◆ Given problem ◆
Write every line of the material out exactly as shown.
· · · · · · ·
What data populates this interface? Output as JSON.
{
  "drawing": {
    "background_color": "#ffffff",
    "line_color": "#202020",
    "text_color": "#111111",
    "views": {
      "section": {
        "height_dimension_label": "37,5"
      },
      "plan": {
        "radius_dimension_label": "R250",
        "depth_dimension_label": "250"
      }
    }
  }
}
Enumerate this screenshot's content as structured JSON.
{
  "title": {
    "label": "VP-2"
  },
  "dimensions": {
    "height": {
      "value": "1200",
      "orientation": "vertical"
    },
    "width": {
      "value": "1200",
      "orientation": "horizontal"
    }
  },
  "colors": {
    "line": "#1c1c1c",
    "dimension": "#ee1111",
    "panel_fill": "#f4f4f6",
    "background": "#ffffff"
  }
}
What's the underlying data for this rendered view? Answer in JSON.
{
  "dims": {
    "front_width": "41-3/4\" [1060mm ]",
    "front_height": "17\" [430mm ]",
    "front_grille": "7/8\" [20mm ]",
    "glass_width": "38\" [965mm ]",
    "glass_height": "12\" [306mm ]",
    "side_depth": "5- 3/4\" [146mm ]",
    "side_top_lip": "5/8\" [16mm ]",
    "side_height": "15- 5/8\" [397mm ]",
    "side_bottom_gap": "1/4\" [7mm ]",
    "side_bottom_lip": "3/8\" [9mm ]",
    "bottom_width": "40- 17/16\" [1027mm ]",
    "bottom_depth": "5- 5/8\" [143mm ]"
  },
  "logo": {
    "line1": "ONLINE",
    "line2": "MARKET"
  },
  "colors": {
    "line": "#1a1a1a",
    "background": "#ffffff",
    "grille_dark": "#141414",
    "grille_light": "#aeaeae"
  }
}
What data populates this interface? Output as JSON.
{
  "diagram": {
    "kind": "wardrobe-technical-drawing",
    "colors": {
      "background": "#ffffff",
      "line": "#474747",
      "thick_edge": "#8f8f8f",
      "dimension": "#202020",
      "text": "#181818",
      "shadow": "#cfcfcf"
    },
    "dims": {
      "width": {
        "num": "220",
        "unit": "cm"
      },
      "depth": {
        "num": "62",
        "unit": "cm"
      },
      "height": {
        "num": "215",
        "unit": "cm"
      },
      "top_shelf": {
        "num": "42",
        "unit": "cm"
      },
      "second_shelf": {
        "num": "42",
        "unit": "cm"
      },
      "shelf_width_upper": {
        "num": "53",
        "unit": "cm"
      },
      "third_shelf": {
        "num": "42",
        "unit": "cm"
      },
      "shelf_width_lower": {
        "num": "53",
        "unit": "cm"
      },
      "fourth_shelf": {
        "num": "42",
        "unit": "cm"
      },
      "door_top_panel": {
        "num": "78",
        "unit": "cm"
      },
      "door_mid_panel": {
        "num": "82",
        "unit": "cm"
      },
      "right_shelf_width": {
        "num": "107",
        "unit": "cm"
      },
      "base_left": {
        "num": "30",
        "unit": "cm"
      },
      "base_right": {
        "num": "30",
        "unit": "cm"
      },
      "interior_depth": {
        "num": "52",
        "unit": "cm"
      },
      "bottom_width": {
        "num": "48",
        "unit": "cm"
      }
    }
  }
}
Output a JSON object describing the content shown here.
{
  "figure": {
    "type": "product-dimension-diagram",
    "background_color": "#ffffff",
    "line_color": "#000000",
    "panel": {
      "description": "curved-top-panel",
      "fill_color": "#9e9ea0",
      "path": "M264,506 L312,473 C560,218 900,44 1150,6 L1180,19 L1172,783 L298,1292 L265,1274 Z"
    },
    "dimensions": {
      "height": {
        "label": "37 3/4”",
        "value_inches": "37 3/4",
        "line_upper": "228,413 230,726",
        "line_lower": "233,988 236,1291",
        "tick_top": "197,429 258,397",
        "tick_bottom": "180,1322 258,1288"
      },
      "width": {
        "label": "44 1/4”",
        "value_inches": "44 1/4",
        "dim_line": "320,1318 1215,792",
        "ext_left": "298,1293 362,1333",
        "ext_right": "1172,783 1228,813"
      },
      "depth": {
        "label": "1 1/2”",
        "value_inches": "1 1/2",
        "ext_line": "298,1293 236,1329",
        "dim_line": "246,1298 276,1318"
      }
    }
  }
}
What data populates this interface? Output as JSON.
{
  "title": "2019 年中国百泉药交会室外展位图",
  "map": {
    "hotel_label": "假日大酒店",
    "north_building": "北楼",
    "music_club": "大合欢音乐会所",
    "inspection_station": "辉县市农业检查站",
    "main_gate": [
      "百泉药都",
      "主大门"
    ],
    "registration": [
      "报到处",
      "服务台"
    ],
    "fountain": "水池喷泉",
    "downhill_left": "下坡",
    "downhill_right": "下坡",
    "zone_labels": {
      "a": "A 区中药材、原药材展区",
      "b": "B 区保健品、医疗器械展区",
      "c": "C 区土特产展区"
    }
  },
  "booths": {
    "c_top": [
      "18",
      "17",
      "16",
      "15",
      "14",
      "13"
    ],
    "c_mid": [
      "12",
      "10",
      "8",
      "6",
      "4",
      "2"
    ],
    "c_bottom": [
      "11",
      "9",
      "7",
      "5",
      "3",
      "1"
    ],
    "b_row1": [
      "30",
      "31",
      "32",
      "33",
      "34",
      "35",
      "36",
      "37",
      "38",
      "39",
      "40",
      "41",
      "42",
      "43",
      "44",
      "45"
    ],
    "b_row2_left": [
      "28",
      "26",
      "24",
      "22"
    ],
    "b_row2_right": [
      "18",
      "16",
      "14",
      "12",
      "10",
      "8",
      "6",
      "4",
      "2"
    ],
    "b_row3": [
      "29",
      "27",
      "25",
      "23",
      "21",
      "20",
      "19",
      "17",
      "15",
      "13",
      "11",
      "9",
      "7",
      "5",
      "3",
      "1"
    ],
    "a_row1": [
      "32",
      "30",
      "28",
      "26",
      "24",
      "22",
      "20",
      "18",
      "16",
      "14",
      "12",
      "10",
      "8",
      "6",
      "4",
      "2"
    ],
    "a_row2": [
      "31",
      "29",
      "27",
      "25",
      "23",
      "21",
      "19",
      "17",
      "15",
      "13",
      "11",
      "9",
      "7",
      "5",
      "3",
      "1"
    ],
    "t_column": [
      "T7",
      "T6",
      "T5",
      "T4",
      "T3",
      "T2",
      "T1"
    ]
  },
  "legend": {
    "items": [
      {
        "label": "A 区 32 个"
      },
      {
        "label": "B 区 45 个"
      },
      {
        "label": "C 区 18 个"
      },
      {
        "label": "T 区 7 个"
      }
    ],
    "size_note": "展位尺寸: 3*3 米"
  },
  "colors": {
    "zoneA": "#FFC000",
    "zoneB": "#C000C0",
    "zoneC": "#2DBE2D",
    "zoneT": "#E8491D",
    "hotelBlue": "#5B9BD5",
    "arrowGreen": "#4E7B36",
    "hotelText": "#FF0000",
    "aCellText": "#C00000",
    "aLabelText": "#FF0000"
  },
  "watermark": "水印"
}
· · · · · · ·
◆ Task result ◆
What data populates this interface? Output as JSON.
{
  "drawing": {
    "background_color": "#ffffff",
    "line_color": "#202020",
    "text_color": "#111111",
    "views": {
      "section": {
        "height_dimension_label": "37,5"
      },
      "plan": {
        "radius_dimension_label": "R250",
        "depth_dimension_label": "250"
      }
    }
  }
}
Enumerate this screenshot's content as structured JSON.
{
  "title": {
    "label": "VP-2"
  },
  "dimensions": {
    "height": {
      "value": "1200",
      "orientation": "vertical"
    },
    "width": {
      "value": "1200",
      "orientation": "horizontal"
    }
  },
  "colors": {
    "line": "#1c1c1c",
    "dimension": "#ee1111",
    "panel_fill": "#f4f4f6",
    "background": "#ffffff"
  }
}
What's the underlying data for this rendered view? Answer in JSON.
{
  "dims": {
    "front_width": "41-3/4\" [1060mm ]",
    "front_height": "17\" [430mm ]",
    "front_grille": "7/8\" [20mm ]",
    "glass_width": "38\" [965mm ]",
    "glass_height": "12\" [306mm ]",
    "side_depth": "5- 3/4\" [146mm ]",
    "side_top_lip": "5/8\" [16mm ]",
    "side_height": "15- 5/8\" [397mm ]",
    "side_bottom_gap": "1/4\" [7mm ]",
    "side_bottom_lip": "3/8\" [9mm ]",
    "bottom_width": "40- 17/16\" [1027mm ]",
    "bottom_depth": "5- 5/8\" [143mm ]"
  },
  "logo": {
    "line1": "ONLINE",
    "line2": "MARKET"
  },
  "colors": {
    "line": "#1a1a1a",
    "background": "#ffffff",
    "grille_dark": "#141414",
    "grille_light": "#aeaeae"
  }
}
What data populates this interface? Output as JSON.
{
  "diagram": {
    "kind": "wardrobe-technical-drawing",
    "colors": {
      "background": "#ffffff",
      "line": "#474747",
      "thick_edge": "#8f8f8f",
      "dimension": "#202020",
      "text": "#181818",
      "shadow": "#cfcfcf"
    },
    "dims": {
      "width": {
        "num": "220",
        "unit": "cm"
      },
      "depth": {
        "num": "62",
        "unit": "cm"
      },
      "height": {
        "num": "215",
        "unit": "cm"
      },
      "top_shelf": {
        "num": "42",
        "unit": "cm"
      },
      "second_shelf": {
        "num": "42",
        "unit": "cm"
      },
      "shelf_width_upper": {
        "num": "53",
        "unit": "cm"
      },
      "third_shelf": {
        "num": "42",
        "unit": "cm"
      },
      "shelf_width_lower": {
        "num": "53",
        "unit": "cm"
      },
      "fourth_shelf": {
        "num": "42",
        "unit": "cm"
      },
      "door_top_panel": {
        "num": "78",
        "unit": "cm"
      },
      "door_mid_panel": {
        "num": "82",
        "unit": "cm"
      },
      "right_shelf_width": {
        "num": "107",
        "unit": "cm"
      },
      "base_left": {
        "num": "30",
        "unit": "cm"
      },
      "base_right": {
        "num": "30",
        "unit": "cm"
      },
      "interior_depth": {
        "num": "52",
        "unit": "cm"
      },
      "bottom_width": {
        "num": "48",
        "unit": "cm"
      }
    }
  }
}
Output a JSON object describing the content shown here.
{
  "figure": {
    "type": "product-dimension-diagram",
    "background_color": "#ffffff",
    "line_color": "#000000",
    "panel": {
      "description": "curved-top-panel",
      "fill_color": "#9e9ea0",
      "path": "M264,506 L312,473 C560,218 900,44 1150,6 L1180,19 L1172,783 L298,1292 L265,1274 Z"
    },
    "dimensions": {
      "height": {
        "label": "37 3/4”",
        "value_inches": "37 3/4",
        "line_upper": "228,413 230,726",
        "line_lower": "233,988 236,1291",
        "tick_top": "197,429 258,397",
        "tick_bottom": "180,1322 258,1288"
      },
      "width": {
        "label": "44 1/4”",
        "value_inches": "44 1/4",
        "dim_line": "320,1318 1215,792",
        "ext_left": "298,1293 362,1333",
        "ext_right": "1172,783 1228,813"
      },
      "depth": {
        "label": "1 1/2”",
        "value_inches": "1 1/2",
        "ext_line": "298,1293 236,1329",
        "dim_line": "246,1298 276,1318"
      }
    }
  }
}
What data populates this interface? Output as JSON.
{
  "title": "2019 年中国百泉药交会室外展位图",
  "map": {
    "hotel_label": "假日大酒店",
    "north_building": "北楼",
    "music_club": "大合欢音乐会所",
    "inspection_station": "辉县市农业检查站",
    "main_gate": [
      "百泉药都",
      "主大门"
    ],
    "registration": [
      "报到处",
      "服务台"
    ],
    "fountain": "水池喷泉",
    "downhill_left": "下坡",
    "downhill_right": "下坡",
    "zone_labels": {
      "a": "A 区中药材、原药材展区",
      "b": "B 区保健品、医疗器械展区",
      "c": "C 区土特产展区"
    }
  },
  "booths": {
    "c_top": [
      "18",
      "17",
      "16",
      "15",
      "14",
      "13"
    ],
    "c_mid": [
      "12",
      "10",
      "8",
      "6",
      "4",
      "2"
    ],
    "c_bottom": [
      "11",
      "9",
      "7",
      "5",
      "3",
      "1"
    ],
    "b_row1": [
      "30",
      "31",
      "32",
      "33",
      "34",
      "35",
      "36",
      "37",
      "38",
      "39",
      "40",
      "41",
      "42",
      "43",
      "44",
      "45"
    ],
    "b_row2_left": [
      "28",
      "26",
      "24",
      "22"
    ],
    "b_row2_right": [
      "18",
      "16",
      "14",
      "12",
      "10",
      "8",
      "6",
      "4",
      "2"
    ],
    "b_row3": [
      "29",
      "27",
      "25",
      "23",
      "21",
      "20",
      "19",
      "17",
      "15",
      "13",
      "11",
      "9",
      "7",
      "5",
      "3",
      "1"
    ],
    "a_row1": [
      "32",
      "30",
      "28",
      "26",
      "24",
      "22",
      "20",
      "18",
      "16",
      "14",
      "12",
      "10",
      "8",
      "6",
      "4",
      "2"
    ],
    "a_row2": [
      "31",
      "29",
      "27",
      "25",
      "23",
      "21",
      "19",
      "17",
      "15",
      "13",
      "11",
      "9",
      "7",
      "5",
      "3",
      "1"
    ],
    "t_column": [
      "T7",
      "T6",
      "T5",
      "T4",
      "T3",
      "T2",
      "T1"
    ]
  },
  "legend": {
    "items": [
      {
        "label": "A 区 32 个"
      },
      {
        "label": "B 区 45 个"
      },
      {
        "label": "C 区 18 个"
      },
      {
        "label": "T 区 7 个"
      }
    ],
    "size_note": "展位尺寸: 3*3 米"
  },
  "colors": {
    "zoneA": "#FFC000",
    "zoneB": "#C000C0",
    "zoneC": "#2DBE2D",
    "zoneT": "#E8491D",
    "hotelBlue": "#5B9BD5",
    "arrowGreen": "#4E7B36",
    "hotelText": "#FF0000",
    "aCellText": "#C00000",
    "aLabelText": "#FF0000"
  },
  "watermark": "水印"
}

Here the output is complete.